- Given problem: Using the listing below, report all lines holding the word "volume".

- Records shown:

%%

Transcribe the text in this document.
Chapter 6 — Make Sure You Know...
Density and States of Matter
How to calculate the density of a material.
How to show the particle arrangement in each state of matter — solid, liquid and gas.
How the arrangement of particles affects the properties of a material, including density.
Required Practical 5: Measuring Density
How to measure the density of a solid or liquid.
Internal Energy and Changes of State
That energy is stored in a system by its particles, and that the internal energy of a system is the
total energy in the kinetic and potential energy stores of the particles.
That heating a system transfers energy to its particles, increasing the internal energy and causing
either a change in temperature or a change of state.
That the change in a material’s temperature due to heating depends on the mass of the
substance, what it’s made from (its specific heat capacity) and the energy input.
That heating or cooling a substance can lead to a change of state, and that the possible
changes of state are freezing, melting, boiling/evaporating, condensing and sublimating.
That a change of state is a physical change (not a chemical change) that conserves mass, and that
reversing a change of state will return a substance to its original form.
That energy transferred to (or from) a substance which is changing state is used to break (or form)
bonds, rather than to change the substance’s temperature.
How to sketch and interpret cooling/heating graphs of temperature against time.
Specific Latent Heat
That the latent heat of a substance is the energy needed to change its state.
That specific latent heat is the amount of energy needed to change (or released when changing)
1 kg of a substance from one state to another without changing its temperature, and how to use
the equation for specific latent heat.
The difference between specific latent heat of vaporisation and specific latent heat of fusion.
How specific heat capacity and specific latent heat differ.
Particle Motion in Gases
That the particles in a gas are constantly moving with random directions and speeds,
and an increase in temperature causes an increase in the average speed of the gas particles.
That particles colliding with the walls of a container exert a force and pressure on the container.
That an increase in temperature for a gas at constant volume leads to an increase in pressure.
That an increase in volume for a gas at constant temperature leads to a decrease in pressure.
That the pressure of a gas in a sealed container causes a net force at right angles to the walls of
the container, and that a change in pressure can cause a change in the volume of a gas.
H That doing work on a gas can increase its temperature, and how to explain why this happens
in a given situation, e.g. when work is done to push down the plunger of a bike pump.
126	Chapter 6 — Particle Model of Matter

%%

- Response for this exercise:
That an increase in temperature for a gas at constant volume leads to an increase in pressure.
That an increase in volume for a gas at constant temperature leads to a decrease in pressure.
the container, and that a change in pressure can cause a change in the volume of a gas.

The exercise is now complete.